SHORT EXERCISE → Each line of the listing must be transcribed exactly, except for the images, which should be excluded.

[Collected data entries]
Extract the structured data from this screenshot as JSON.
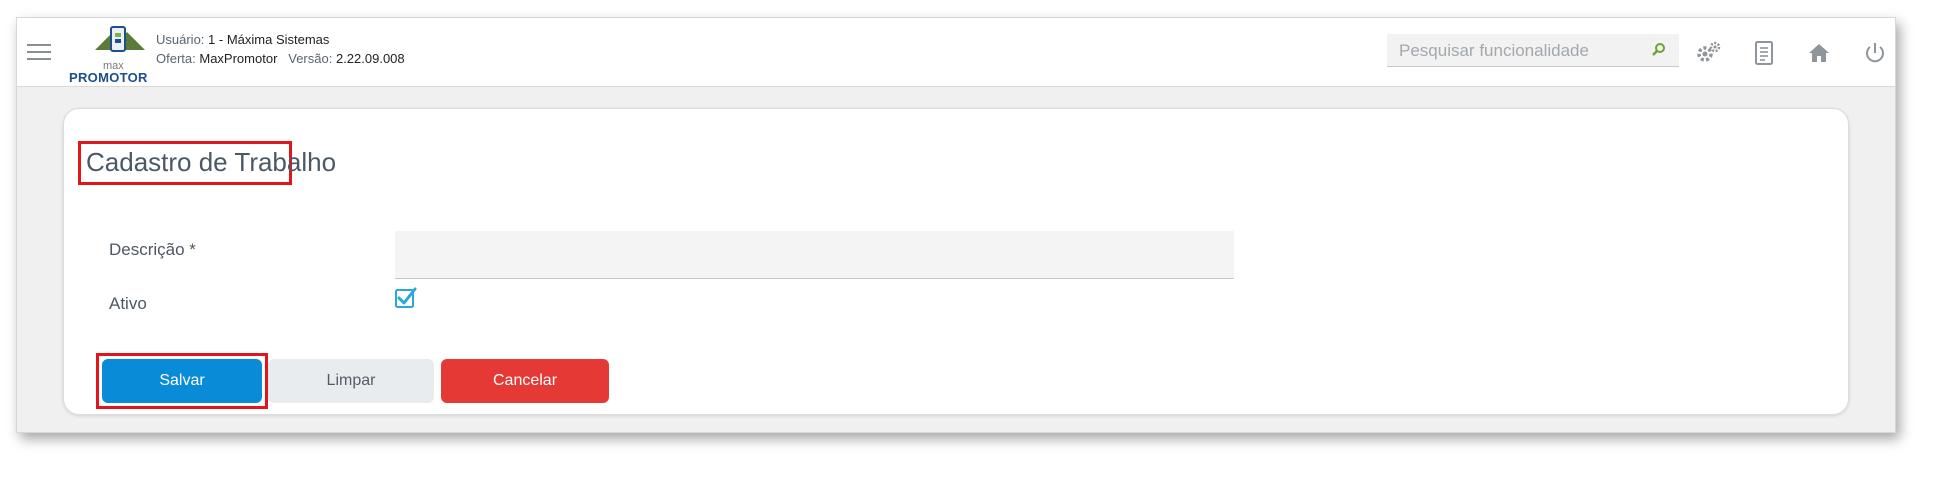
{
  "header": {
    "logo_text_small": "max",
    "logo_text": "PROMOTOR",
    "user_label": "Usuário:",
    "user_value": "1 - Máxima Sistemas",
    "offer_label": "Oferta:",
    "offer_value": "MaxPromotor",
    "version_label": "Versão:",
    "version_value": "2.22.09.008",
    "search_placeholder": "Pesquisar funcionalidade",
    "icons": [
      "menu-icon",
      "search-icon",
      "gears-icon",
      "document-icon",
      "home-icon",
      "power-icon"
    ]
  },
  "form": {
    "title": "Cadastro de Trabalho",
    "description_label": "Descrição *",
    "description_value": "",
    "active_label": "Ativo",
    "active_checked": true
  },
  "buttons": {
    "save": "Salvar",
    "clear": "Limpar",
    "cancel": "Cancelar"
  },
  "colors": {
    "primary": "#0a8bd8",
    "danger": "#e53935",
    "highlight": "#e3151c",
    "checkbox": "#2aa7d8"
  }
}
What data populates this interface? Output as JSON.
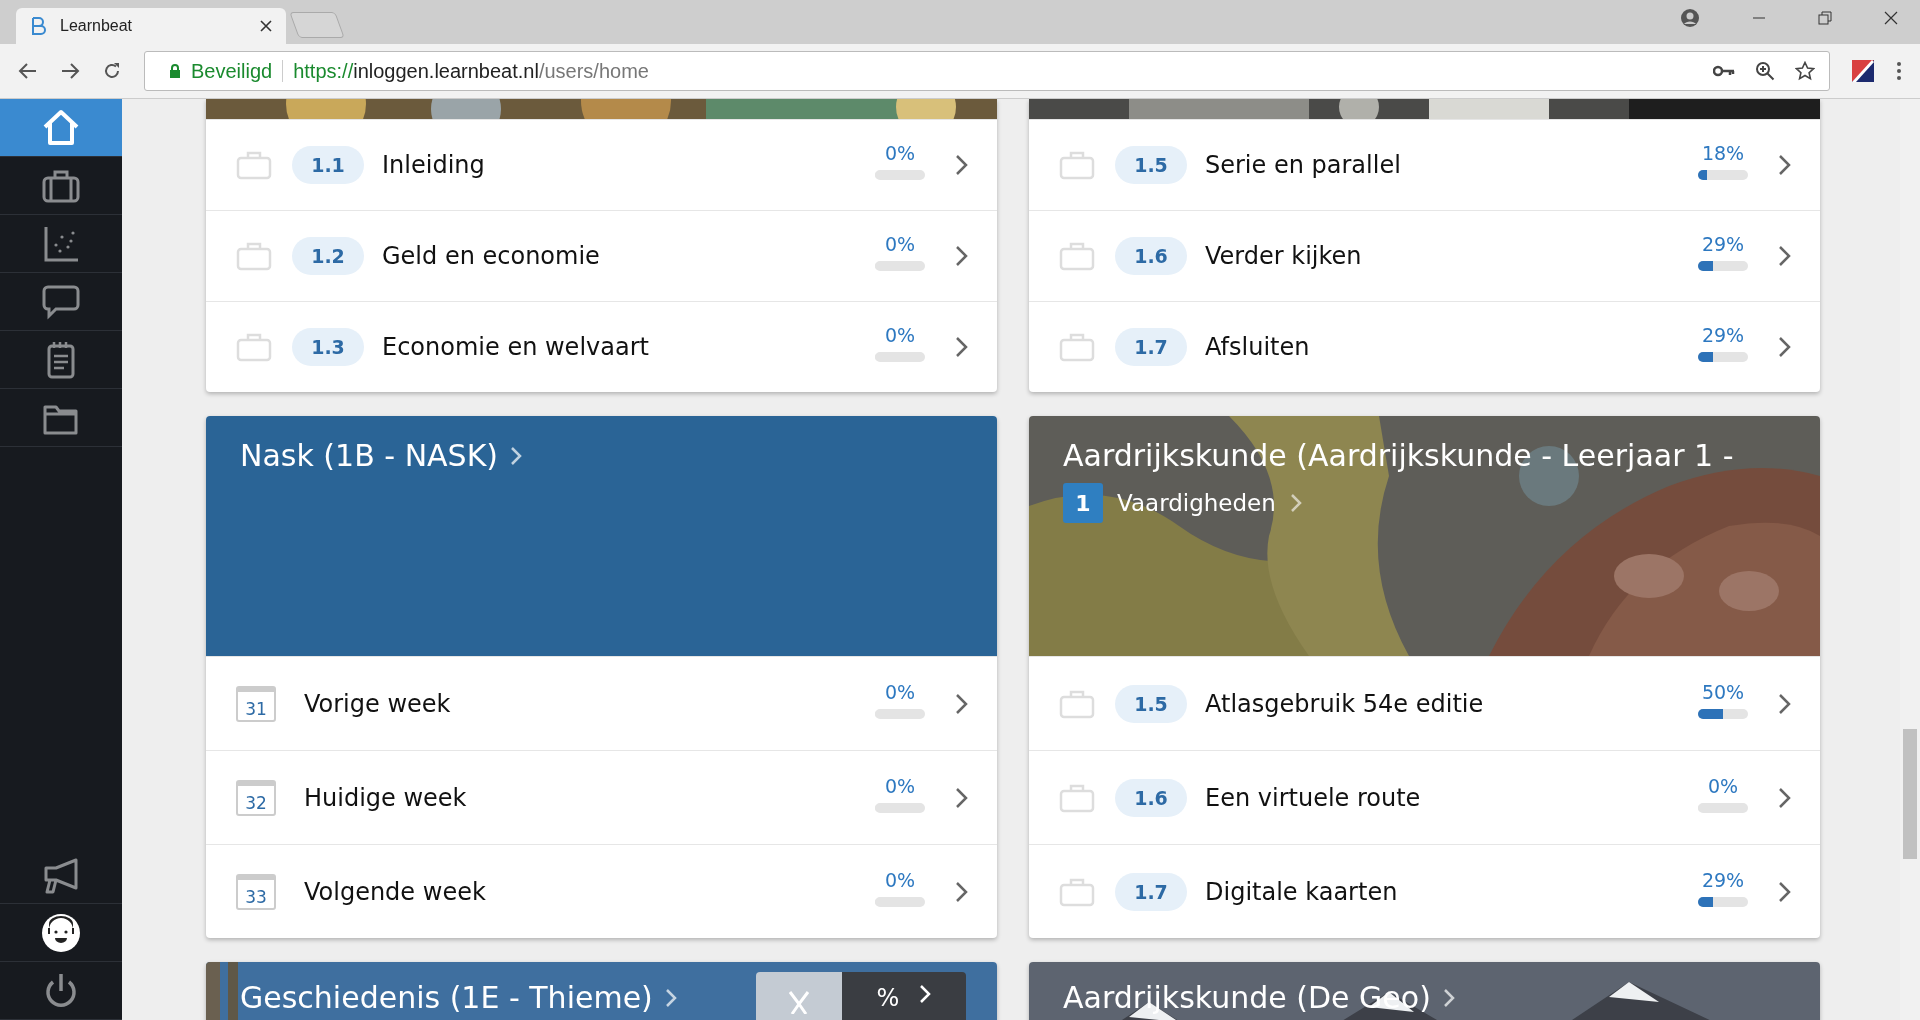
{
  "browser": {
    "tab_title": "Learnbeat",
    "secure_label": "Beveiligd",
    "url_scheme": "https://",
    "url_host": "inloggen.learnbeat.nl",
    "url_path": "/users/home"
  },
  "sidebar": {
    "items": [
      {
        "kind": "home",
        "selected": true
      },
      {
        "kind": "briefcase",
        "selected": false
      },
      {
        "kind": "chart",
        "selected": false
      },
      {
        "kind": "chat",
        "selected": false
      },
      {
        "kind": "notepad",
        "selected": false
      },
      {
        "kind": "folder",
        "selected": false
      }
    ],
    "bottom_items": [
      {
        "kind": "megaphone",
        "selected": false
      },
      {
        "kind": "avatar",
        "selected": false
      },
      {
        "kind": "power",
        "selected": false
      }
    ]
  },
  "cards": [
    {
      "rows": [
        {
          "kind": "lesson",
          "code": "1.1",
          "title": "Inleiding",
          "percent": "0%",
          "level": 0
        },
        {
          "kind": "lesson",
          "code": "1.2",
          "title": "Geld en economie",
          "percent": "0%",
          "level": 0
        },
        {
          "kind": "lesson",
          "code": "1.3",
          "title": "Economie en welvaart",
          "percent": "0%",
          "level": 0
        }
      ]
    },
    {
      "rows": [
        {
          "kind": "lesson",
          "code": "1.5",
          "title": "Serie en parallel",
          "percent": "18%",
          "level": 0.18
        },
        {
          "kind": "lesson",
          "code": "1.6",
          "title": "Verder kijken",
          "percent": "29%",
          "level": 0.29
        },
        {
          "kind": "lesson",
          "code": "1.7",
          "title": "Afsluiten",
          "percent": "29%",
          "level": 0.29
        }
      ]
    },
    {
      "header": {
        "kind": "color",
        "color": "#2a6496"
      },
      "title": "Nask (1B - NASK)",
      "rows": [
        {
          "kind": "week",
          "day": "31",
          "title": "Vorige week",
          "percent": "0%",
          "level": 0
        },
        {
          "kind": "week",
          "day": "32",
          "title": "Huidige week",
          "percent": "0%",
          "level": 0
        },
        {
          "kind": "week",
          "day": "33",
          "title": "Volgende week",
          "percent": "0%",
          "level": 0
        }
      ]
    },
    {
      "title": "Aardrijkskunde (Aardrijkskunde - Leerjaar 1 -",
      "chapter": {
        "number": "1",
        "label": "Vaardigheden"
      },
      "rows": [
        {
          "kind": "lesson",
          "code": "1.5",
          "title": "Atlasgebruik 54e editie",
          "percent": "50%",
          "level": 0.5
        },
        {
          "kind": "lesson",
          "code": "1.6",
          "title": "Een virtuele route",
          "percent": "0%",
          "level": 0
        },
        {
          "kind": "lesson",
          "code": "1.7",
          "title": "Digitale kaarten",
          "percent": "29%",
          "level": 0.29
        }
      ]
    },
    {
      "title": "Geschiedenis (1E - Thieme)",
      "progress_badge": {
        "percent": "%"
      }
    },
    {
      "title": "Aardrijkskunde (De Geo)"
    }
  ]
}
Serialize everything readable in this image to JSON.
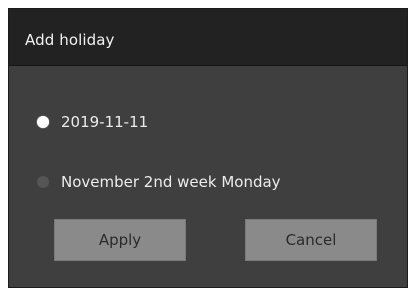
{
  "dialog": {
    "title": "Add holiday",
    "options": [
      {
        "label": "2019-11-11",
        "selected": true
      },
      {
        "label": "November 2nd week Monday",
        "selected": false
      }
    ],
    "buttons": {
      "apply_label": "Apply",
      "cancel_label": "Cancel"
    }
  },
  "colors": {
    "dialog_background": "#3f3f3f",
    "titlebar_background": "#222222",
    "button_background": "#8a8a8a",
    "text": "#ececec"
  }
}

FINAL RESULT →
Extract the structured data from this screenshot as JSON.
{
  "header": {
    "logo_text_small": "max",
    "logo_text": "PROMOTOR",
    "user_label": "Usuário:",
    "user_value": "1 - Máxima Sistemas",
    "offer_label": "Oferta:",
    "offer_value": "MaxPromotor",
    "version_label": "Versão:",
    "version_value": "2.22.09.008",
    "search_placeholder": "Pesquisar funcionalidade",
    "icons": [
      "menu-icon",
      "search-icon",
      "gears-icon",
      "document-icon",
      "home-icon",
      "power-icon"
    ]
  },
  "form": {
    "title": "Cadastro de Trabalho",
    "description_label": "Descrição *",
    "description_value": "",
    "active_label": "Ativo",
    "active_checked": true
  },
  "buttons": {
    "save": "Salvar",
    "clear": "Limpar",
    "cancel": "Cancelar"
  },
  "colors": {
    "primary": "#0a8bd8",
    "danger": "#e53935",
    "highlight": "#e3151c",
    "checkbox": "#2aa7d8"
  }
}
What data populates this interface? Output as JSON.
{
  "browser": {
    "tab_title": "Learnbeat",
    "secure_label": "Beveiligd",
    "url_scheme": "https://",
    "url_host": "inloggen.learnbeat.nl",
    "url_path": "/users/home"
  },
  "sidebar": {
    "items": [
      {
        "kind": "home",
        "selected": true
      },
      {
        "kind": "briefcase",
        "selected": false
      },
      {
        "kind": "chart",
        "selected": false
      },
      {
        "kind": "chat",
        "selected": false
      },
      {
        "kind": "notepad",
        "selected": false
      },
      {
        "kind": "folder",
        "selected": false
      }
    ],
    "bottom_items": [
      {
        "kind": "megaphone",
        "selected": false
      },
      {
        "kind": "avatar",
        "selected": false
      },
      {
        "kind": "power",
        "selected": false
      }
    ]
  },
  "cards": [
    {
      "rows": [
        {
          "kind": "lesson",
          "code": "1.1",
          "title": "Inleiding",
          "percent": "0%",
          "level": 0
        },
        {
          "kind": "lesson",
          "code": "1.2",
          "title": "Geld en economie",
          "percent": "0%",
          "level": 0
        },
        {
          "kind": "lesson",
          "code": "1.3",
          "title": "Economie en welvaart",
          "percent": "0%",
          "level": 0
        }
      ]
    },
    {
      "rows": [
        {
          "kind": "lesson",
          "code": "1.5",
          "title": "Serie en parallel",
          "percent": "18%",
          "level": 0.18
        },
        {
          "kind": "lesson",
          "code": "1.6",
          "title": "Verder kijken",
          "percent": "29%",
          "level": 0.29
        },
        {
          "kind": "lesson",
          "code": "1.7",
          "title": "Afsluiten",
          "percent": "29%",
          "level": 0.29
        }
      ]
    },
    {
      "header": {
        "kind": "color",
        "color": "#2a6496"
      },
      "title": "Nask (1B - NASK)",
      "rows": [
        {
          "kind": "week",
          "day": "31",
          "title": "Vorige week",
          "percent": "0%",
          "level": 0
        },
        {
          "kind": "week",
          "day": "32",
          "title": "Huidige week",
          "percent": "0%",
          "level": 0
        },
        {
          "kind": "week",
          "day": "33",
          "title": "Volgende week",
          "percent": "0%",
          "level": 0
        }
      ]
    },
    {
      "title": "Aardrijkskunde (Aardrijkskunde - Leerjaar 1 -",
      "chapter": {
        "number": "1",
        "label": "Vaardigheden"
      },
      "rows": [
        {
          "kind": "lesson",
          "code": "1.5",
          "title": "Atlasgebruik 54e editie",
          "percent": "50%",
          "level": 0.5
        },
        {
          "kind": "lesson",
          "code": "1.6",
          "title": "Een virtuele route",
          "percent": "0%",
          "level": 0
        },
        {
          "kind": "lesson",
          "code": "1.7",
          "title": "Digitale kaarten",
          "percent": "29%",
          "level": 0.29
        }
      ]
    },
    {
      "title": "Geschiedenis (1E - Thieme)",
      "progress_badge": {
        "percent": "%"
      }
    },
    {
      "title": "Aardrijkskunde (De Geo)"
    }
  ]
}
Serialize everything readable in this image to JSON.
{
  "dialog": {
    "title": "Add holiday",
    "options": [
      {
        "label": "2019-11-11",
        "selected": true
      },
      {
        "label": "November 2nd week Monday",
        "selected": false
      }
    ],
    "buttons": {
      "apply_label": "Apply",
      "cancel_label": "Cancel"
    }
  },
  "colors": {
    "dialog_background": "#3f3f3f",
    "titlebar_background": "#222222",
    "button_background": "#8a8a8a",
    "text": "#ececec"
  }
}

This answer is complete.